:: COSA FARAI ::
(A) Rispondi a queste domande sul testo sull'Energy Manager e l'ESG:
(i) Su quale norma l'Energy Manager è spesso già molto strutturato?
(ii) Secondo il testo, l'ESG non è una questione di bravura del singolo: di che cosa è una questione?
(iii) In ambito ESG, qual è il tema secondo l'ultima frase?
(B) Riscrivi il passo del testo sull'Energy Manager e l'ESG compreso tra "È una domanda" e "tuttavia un altro.", estremi inclusi, mettendo "figura chiave" al posto di "figura centrale".
(C) Prosegui il testo sull'Energy Manager e l'ESG dal punto in cui si interrompe.

:: SEGMENTO DEL DOCUMENTO ::
==================================================

Un Energy Manager basta per gestire l’ESG?

È una domanda che mi viene fatta sempre più spesso.
Per rispondere, partiamo con il dire che l’Energy Manager è senza dubbio una figura centrale. Su ISO 50001 e sulla gestione dell’energia è spesso già molto strutturato ed è stato assunto per presidiare proprio quell’area.
Il tema è tuttavia un altro.
L’ESG non è solo energia. Coinvolge governance, fiscalità, sostenibilità ambientale, reporting, finanza, relazione con stakeholder e mercato. Non è quindi una questione di bravura del singolo. È una questione di perimetro.
Una sola figura, per quanto competente, difficilmente può tenere insieme l’integrazione tra dati energetici e bilancio, gli impatti fiscali legati anche agli aiuti di Stato, la struttura di governance e le responsabilità interne, insieme alla costruzione di un impianto di reporting che sia coerente e difendibile nel tempo.
In ambito ESG, il tema non è fare bene il proprio "pezzo" ma mettere insieme i pezzi.

==================================================

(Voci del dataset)
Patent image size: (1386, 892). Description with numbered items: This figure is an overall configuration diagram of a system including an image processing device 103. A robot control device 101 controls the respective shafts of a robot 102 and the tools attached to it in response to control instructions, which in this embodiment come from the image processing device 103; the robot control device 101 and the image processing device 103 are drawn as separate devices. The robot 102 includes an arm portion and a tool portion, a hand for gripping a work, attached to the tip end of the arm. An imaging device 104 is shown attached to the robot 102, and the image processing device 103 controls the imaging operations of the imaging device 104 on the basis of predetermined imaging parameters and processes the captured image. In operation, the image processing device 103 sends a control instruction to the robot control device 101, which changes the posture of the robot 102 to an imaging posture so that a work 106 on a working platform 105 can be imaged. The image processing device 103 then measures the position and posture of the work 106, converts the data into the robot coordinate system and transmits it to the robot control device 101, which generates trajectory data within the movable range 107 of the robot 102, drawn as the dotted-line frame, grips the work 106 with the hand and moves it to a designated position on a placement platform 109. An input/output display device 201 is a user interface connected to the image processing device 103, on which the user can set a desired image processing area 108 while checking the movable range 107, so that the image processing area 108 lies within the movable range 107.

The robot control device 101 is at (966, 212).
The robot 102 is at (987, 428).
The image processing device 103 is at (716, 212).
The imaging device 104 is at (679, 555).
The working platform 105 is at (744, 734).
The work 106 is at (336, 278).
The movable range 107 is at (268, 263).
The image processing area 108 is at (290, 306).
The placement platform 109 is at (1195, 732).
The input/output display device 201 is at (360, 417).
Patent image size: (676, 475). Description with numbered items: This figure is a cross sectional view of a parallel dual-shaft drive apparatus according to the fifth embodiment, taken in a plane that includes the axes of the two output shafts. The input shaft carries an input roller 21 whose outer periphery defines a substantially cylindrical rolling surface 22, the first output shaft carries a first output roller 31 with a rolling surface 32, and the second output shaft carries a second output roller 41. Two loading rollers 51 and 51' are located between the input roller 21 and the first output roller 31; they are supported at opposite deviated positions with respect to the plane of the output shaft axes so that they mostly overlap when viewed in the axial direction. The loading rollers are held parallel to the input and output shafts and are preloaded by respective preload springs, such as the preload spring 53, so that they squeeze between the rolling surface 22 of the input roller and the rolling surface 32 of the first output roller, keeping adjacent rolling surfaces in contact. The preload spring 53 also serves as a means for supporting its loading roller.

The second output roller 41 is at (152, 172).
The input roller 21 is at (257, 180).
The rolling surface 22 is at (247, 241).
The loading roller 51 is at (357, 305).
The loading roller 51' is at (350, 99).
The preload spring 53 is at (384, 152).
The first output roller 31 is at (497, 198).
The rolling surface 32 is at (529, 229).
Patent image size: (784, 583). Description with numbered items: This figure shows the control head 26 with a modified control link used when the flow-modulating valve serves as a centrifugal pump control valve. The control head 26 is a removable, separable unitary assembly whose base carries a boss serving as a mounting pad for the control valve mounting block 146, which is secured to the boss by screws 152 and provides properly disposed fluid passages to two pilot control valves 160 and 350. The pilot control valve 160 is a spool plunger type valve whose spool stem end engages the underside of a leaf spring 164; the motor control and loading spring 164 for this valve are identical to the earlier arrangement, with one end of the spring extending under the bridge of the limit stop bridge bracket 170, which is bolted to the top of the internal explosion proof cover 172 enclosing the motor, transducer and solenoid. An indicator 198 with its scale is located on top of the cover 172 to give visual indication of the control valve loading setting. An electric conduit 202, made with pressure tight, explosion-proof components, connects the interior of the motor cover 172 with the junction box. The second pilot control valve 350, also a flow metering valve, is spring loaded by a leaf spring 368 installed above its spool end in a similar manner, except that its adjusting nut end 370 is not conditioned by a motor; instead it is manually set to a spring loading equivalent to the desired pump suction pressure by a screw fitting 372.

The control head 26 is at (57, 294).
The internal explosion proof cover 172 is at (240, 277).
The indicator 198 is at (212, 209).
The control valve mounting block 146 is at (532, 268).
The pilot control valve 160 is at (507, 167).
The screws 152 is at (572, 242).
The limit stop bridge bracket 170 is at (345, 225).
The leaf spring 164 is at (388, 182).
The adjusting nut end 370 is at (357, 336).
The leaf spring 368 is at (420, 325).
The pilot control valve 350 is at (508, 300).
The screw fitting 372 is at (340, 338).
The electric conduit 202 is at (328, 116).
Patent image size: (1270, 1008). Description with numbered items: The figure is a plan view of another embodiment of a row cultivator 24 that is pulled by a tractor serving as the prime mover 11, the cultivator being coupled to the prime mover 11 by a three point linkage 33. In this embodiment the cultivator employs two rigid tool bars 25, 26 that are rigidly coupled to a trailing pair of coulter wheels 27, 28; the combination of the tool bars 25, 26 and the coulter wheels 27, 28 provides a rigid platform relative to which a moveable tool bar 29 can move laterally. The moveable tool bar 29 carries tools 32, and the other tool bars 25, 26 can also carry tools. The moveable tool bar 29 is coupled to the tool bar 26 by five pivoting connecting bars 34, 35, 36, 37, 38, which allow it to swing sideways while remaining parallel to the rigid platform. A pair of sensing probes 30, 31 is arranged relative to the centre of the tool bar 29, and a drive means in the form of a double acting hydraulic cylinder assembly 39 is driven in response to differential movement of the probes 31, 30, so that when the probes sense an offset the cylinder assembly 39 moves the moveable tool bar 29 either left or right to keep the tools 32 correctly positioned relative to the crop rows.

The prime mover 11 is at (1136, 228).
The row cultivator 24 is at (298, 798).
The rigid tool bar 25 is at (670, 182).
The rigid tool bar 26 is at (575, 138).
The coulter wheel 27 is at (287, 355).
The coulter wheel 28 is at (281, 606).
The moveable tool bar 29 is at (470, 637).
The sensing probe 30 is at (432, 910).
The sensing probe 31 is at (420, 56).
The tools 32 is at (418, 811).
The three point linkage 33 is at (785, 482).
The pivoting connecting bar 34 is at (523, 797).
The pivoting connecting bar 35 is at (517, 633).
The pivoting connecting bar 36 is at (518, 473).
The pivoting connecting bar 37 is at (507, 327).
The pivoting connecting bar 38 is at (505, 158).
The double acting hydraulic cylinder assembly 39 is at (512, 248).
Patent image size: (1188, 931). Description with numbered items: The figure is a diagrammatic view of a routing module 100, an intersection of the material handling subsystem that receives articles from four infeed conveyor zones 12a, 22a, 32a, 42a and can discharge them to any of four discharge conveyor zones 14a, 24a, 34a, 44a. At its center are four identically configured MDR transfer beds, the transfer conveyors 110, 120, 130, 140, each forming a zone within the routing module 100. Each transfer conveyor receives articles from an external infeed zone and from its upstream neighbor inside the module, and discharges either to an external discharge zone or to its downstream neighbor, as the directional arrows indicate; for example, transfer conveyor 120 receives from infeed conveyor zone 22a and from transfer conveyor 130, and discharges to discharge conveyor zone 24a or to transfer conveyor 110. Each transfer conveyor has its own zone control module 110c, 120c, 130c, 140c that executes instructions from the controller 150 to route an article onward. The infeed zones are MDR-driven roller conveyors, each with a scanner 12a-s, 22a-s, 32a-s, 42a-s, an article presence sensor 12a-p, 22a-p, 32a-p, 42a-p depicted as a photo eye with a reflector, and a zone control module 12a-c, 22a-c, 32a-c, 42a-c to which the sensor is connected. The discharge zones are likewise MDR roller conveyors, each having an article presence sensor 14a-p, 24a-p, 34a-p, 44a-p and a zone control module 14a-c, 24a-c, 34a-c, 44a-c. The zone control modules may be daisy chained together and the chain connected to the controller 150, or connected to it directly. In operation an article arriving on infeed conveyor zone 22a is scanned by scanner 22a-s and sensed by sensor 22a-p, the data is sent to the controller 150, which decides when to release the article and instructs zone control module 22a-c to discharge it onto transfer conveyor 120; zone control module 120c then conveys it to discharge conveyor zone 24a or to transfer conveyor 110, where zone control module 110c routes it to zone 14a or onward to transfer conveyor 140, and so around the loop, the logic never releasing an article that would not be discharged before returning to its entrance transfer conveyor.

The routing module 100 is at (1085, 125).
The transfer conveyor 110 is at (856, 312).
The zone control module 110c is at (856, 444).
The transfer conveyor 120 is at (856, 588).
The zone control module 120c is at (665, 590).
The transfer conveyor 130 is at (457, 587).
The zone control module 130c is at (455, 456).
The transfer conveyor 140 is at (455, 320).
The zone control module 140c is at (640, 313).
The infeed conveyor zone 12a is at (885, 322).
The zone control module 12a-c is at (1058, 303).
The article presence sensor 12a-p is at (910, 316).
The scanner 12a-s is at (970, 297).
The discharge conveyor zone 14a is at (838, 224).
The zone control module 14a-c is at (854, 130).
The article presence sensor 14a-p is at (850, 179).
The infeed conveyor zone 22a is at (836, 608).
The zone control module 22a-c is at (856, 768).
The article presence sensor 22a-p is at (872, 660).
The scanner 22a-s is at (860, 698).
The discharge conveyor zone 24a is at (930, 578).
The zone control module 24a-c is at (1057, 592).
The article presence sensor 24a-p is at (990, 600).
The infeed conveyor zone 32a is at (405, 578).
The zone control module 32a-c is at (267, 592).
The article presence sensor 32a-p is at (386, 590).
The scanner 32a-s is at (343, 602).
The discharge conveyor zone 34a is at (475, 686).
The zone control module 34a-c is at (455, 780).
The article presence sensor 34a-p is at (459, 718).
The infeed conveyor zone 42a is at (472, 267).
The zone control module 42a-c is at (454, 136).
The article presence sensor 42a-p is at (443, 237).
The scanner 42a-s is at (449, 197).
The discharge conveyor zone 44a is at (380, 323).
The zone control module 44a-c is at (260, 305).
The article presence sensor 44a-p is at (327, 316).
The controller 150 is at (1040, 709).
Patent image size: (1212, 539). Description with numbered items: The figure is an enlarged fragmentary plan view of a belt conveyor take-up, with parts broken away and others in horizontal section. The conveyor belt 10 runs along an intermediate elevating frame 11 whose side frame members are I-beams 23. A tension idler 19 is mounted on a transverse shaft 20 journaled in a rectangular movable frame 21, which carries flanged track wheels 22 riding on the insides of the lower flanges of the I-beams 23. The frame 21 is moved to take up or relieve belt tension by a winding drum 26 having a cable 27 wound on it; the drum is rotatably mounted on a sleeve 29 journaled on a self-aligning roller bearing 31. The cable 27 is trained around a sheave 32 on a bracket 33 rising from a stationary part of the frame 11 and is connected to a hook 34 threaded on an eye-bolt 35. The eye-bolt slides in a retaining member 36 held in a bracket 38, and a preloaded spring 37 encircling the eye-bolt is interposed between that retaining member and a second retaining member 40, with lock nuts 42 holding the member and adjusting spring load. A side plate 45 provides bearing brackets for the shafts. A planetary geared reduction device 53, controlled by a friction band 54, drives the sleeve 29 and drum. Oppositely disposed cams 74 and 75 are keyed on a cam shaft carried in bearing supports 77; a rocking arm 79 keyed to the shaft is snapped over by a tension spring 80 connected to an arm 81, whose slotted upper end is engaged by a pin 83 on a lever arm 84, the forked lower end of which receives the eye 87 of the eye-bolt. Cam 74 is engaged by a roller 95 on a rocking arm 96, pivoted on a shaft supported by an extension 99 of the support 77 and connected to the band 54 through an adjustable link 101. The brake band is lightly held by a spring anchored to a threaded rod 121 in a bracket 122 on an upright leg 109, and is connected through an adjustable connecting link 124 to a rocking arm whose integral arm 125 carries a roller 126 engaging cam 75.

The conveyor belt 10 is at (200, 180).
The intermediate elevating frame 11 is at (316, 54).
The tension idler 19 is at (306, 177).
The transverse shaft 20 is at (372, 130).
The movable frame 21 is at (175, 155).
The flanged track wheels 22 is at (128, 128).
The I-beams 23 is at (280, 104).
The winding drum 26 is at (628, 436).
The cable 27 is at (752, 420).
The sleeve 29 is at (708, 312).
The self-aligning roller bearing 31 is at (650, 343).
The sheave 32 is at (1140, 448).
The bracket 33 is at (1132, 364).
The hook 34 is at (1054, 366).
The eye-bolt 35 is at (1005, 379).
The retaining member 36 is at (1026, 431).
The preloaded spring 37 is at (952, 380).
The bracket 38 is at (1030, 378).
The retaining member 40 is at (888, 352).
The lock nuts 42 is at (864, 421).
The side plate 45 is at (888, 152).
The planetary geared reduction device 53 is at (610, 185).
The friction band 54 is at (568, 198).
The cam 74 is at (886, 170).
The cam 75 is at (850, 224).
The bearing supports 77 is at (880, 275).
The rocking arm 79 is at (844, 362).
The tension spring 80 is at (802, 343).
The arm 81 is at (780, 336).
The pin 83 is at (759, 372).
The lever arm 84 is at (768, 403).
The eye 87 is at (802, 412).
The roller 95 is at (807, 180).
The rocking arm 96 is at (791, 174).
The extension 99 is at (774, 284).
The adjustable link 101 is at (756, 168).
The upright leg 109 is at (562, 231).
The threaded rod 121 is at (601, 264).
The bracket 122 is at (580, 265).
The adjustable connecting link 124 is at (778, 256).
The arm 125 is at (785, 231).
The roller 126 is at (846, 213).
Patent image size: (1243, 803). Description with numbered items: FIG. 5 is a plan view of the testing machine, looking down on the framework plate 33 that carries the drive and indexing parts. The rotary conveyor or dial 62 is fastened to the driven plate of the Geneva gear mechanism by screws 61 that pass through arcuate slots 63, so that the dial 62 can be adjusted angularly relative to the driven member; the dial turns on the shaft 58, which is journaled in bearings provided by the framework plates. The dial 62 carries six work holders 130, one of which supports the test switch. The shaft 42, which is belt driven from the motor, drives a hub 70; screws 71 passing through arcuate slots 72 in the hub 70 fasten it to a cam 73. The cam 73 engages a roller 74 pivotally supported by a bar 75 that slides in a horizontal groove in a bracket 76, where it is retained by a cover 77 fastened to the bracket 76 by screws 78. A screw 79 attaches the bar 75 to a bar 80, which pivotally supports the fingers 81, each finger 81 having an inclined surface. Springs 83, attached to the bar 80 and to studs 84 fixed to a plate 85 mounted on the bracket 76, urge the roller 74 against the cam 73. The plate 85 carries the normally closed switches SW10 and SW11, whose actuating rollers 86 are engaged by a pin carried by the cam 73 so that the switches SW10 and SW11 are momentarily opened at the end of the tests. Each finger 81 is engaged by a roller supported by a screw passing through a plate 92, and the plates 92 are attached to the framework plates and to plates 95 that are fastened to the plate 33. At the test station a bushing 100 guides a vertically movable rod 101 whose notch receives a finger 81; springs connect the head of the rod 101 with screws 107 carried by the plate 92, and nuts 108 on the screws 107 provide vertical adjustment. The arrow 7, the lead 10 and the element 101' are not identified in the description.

==================================================

:: RISULTATI PER COMPITO ::
(A)
(i) ISO 50001.
(ii) Di perimetro.
(iii) Mettere insieme i pezzi.

(B)
È una domanda che mi viene fatta sempre più spesso.
Per rispondere, partiamo con il dire che l’Energy Manager è senza dubbio una figura chiave. Su ISO 50001 e sulla gestione dell’energia è spesso già molto strutturato ed è stato assunto per presidiare proprio quell’area.
Il tema è tuttavia un altro.

(C)
Per questo abbiamo costruito, attraverso la nuova società ST.B IMPACT ADVISORY Società Benefit, un team integrato con competenze tecniche sull’energia, competenze di governance e fiscalità, competenze specialistiche sulla sostenibilità e sul reporting. Ambiti distinti che devono però dialogare tra loro.
Affidarsi a un supporto esterno non significa dunque sostituire l’Energy Manager.
Significa ampliare la visione e mettere a sistema competenze che, per natura, non possono risiedere tutte in una sola persona.
La riflessione che ti lascio è questa: nella tua azienda l’ESG è presidiato per silos o esiste una regia integrata?